--- START Record excerpts ---
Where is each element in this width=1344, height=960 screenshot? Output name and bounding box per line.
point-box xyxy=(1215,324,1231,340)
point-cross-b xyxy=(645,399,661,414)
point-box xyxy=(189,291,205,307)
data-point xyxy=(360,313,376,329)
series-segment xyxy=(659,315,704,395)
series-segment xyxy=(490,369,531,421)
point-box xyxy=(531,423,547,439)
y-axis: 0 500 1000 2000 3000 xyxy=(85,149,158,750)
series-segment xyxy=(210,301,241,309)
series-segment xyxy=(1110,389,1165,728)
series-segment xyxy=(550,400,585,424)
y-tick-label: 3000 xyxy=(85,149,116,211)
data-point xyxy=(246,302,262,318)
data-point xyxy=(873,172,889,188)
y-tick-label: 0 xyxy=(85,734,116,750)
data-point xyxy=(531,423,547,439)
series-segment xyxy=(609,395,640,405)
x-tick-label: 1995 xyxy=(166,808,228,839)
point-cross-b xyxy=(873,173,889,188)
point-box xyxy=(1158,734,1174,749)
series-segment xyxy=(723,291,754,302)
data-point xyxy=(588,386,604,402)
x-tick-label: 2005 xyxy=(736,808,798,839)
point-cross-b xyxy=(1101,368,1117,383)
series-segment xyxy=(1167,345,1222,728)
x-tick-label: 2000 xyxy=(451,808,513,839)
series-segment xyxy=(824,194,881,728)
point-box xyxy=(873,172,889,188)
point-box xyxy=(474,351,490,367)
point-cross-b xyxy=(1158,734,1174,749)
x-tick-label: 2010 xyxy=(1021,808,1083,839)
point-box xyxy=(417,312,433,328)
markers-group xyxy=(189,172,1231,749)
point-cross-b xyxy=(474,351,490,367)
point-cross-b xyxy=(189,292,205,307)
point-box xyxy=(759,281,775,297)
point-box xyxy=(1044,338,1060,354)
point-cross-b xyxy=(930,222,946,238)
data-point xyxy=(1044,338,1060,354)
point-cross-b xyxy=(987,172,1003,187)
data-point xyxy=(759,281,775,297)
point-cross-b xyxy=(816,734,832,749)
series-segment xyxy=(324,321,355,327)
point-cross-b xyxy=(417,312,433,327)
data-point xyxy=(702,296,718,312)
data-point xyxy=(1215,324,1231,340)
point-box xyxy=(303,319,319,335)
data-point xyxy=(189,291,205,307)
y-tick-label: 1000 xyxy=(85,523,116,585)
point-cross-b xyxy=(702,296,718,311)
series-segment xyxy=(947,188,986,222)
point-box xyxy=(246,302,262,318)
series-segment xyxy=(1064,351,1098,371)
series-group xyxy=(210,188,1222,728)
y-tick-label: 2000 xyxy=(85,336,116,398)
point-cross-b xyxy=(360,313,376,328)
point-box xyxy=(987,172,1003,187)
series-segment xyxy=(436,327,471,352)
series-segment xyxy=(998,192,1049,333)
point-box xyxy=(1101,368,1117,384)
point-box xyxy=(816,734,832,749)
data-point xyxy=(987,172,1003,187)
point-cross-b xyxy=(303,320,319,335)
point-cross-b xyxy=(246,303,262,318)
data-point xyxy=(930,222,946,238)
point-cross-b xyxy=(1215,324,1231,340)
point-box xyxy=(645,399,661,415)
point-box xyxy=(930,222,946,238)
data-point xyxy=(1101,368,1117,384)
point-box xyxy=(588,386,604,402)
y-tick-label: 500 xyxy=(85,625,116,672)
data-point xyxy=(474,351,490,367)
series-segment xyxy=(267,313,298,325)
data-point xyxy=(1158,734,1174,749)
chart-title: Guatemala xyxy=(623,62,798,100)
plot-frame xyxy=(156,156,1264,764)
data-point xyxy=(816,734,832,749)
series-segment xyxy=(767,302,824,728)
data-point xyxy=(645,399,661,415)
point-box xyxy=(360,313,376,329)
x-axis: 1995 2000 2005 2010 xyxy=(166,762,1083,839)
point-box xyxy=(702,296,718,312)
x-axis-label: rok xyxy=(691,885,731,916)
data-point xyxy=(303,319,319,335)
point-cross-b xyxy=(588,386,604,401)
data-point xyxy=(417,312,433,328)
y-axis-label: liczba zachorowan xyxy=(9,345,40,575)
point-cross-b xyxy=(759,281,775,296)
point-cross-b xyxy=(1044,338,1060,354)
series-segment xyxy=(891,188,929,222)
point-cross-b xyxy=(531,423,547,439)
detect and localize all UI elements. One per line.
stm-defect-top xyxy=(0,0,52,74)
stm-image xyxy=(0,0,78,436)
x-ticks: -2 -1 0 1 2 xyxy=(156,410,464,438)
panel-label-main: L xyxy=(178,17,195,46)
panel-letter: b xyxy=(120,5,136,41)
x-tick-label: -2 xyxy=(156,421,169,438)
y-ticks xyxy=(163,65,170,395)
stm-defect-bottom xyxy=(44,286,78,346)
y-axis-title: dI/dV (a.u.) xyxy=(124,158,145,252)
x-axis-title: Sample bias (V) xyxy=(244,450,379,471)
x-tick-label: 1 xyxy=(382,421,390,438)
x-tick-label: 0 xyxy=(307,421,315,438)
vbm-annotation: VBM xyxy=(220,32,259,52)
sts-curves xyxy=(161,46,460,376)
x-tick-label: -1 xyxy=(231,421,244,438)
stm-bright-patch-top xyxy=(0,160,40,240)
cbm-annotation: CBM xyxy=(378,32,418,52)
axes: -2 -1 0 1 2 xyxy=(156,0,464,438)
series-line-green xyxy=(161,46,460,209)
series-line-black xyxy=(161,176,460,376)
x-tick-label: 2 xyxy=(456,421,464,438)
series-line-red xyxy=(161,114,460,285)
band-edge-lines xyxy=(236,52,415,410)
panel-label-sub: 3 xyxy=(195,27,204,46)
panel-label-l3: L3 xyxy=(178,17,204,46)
--- END Record excerpts ---
What to do -
Rename "series-segment" to "line-segment" everywhere it appears in the data above, and reproduce every line with nothing else changed.

Answer for this exercise -
Where is each element in this width=1344, height=960 screenshot? Output name and bounding box per line.
point-box xyxy=(1215,324,1231,340)
point-cross-b xyxy=(645,399,661,414)
point-box xyxy=(189,291,205,307)
data-point xyxy=(360,313,376,329)
line-segment xyxy=(659,315,704,395)
line-segment xyxy=(490,369,531,421)
point-box xyxy=(531,423,547,439)
y-axis: 0 500 1000 2000 3000 xyxy=(85,149,158,750)
line-segment xyxy=(210,301,241,309)
line-segment xyxy=(1110,389,1165,728)
line-segment xyxy=(550,400,585,424)
y-tick-label: 3000 xyxy=(85,149,116,211)
data-point xyxy=(246,302,262,318)
data-point xyxy=(873,172,889,188)
y-tick-label: 0 xyxy=(85,734,116,750)
data-point xyxy=(531,423,547,439)
line-segment xyxy=(609,395,640,405)
x-tick-label: 1995 xyxy=(166,808,228,839)
point-cross-b xyxy=(873,173,889,188)
point-box xyxy=(1158,734,1174,749)
line-segment xyxy=(723,291,754,302)
data-point xyxy=(588,386,604,402)
x-tick-label: 2005 xyxy=(736,808,798,839)
point-cross-b xyxy=(1101,368,1117,383)
line-segment xyxy=(1167,345,1222,728)
x-tick-label: 2000 xyxy=(451,808,513,839)
line-segment xyxy=(824,194,881,728)
point-box xyxy=(873,172,889,188)
point-box xyxy=(474,351,490,367)
point-cross-b xyxy=(1158,734,1174,749)
x-tick-label: 2010 xyxy=(1021,808,1083,839)
point-box xyxy=(417,312,433,328)
markers-group xyxy=(189,172,1231,749)
point-cross-b xyxy=(474,351,490,367)
point-cross-b xyxy=(189,292,205,307)
point-box xyxy=(759,281,775,297)
point-box xyxy=(1044,338,1060,354)
point-cross-b xyxy=(930,222,946,238)
data-point xyxy=(1044,338,1060,354)
point-cross-b xyxy=(987,172,1003,187)
data-point xyxy=(759,281,775,297)
point-cross-b xyxy=(816,734,832,749)
line-segment xyxy=(324,321,355,327)
point-cross-b xyxy=(417,312,433,327)
data-point xyxy=(702,296,718,312)
data-point xyxy=(1215,324,1231,340)
point-box xyxy=(303,319,319,335)
data-point xyxy=(189,291,205,307)
y-tick-label: 1000 xyxy=(85,523,116,585)
point-cross-b xyxy=(702,296,718,311)
line-segment xyxy=(947,188,986,222)
point-box xyxy=(246,302,262,318)
line-segment xyxy=(1064,351,1098,371)
series-group xyxy=(210,188,1222,728)
y-tick-label: 2000 xyxy=(85,336,116,398)
point-cross-b xyxy=(360,313,376,328)
point-box xyxy=(987,172,1003,187)
line-segment xyxy=(436,327,471,352)
line-segment xyxy=(998,192,1049,333)
point-box xyxy=(1101,368,1117,384)
point-box xyxy=(816,734,832,749)
data-point xyxy=(987,172,1003,187)
point-cross-b xyxy=(303,320,319,335)
point-cross-b xyxy=(246,303,262,318)
data-point xyxy=(930,222,946,238)
point-cross-b xyxy=(1215,324,1231,340)
point-box xyxy=(645,399,661,415)
point-box xyxy=(930,222,946,238)
data-point xyxy=(1101,368,1117,384)
point-box xyxy=(588,386,604,402)
y-tick-label: 500 xyxy=(85,625,116,672)
data-point xyxy=(474,351,490,367)
line-segment xyxy=(267,313,298,325)
data-point xyxy=(1158,734,1174,749)
chart-title: Guatemala xyxy=(623,62,798,100)
plot-frame xyxy=(156,156,1264,764)
data-point xyxy=(816,734,832,749)
line-segment xyxy=(767,302,824,728)
data-point xyxy=(645,399,661,415)
point-box xyxy=(360,313,376,329)
x-axis: 1995 2000 2005 2010 xyxy=(166,762,1083,839)
point-box xyxy=(702,296,718,312)
x-axis-label: rok xyxy=(691,885,731,916)
data-point xyxy=(303,319,319,335)
point-cross-b xyxy=(588,386,604,401)
data-point xyxy=(417,312,433,328)
y-axis-label: liczba zachorowan xyxy=(9,345,40,575)
point-cross-b xyxy=(759,281,775,296)
point-cross-b xyxy=(1044,338,1060,354)
line-segment xyxy=(891,188,929,222)
point-cross-b xyxy=(531,423,547,439)
detect and localize all UI elements. One per line.
stm-defect-top xyxy=(0,0,52,74)
stm-image xyxy=(0,0,78,436)
x-ticks: -2 -1 0 1 2 xyxy=(156,410,464,438)
panel-label-main: L xyxy=(178,17,195,46)
panel-letter: b xyxy=(120,5,136,41)
x-tick-label: -2 xyxy=(156,421,169,438)
y-ticks xyxy=(163,65,170,395)
stm-defect-bottom xyxy=(44,286,78,346)
y-axis-title: dI/dV (a.u.) xyxy=(124,158,145,252)
x-axis-title: Sample bias (V) xyxy=(244,450,379,471)
x-tick-label: 1 xyxy=(382,421,390,438)
x-tick-label: 0 xyxy=(307,421,315,438)
vbm-annotation: VBM xyxy=(220,32,259,52)
sts-curves xyxy=(161,46,460,376)
x-tick-label: -1 xyxy=(231,421,244,438)
stm-bright-patch-top xyxy=(0,160,40,240)
cbm-annotation: CBM xyxy=(378,32,418,52)
axes: -2 -1 0 1 2 xyxy=(156,0,464,438)
series-line-green xyxy=(161,46,460,209)
series-line-black xyxy=(161,176,460,376)
x-tick-label: 2 xyxy=(456,421,464,438)
series-line-red xyxy=(161,114,460,285)
band-edge-lines xyxy=(236,52,415,410)
panel-label-sub: 3 xyxy=(195,27,204,46)
panel-label-l3: L3 xyxy=(178,17,204,46)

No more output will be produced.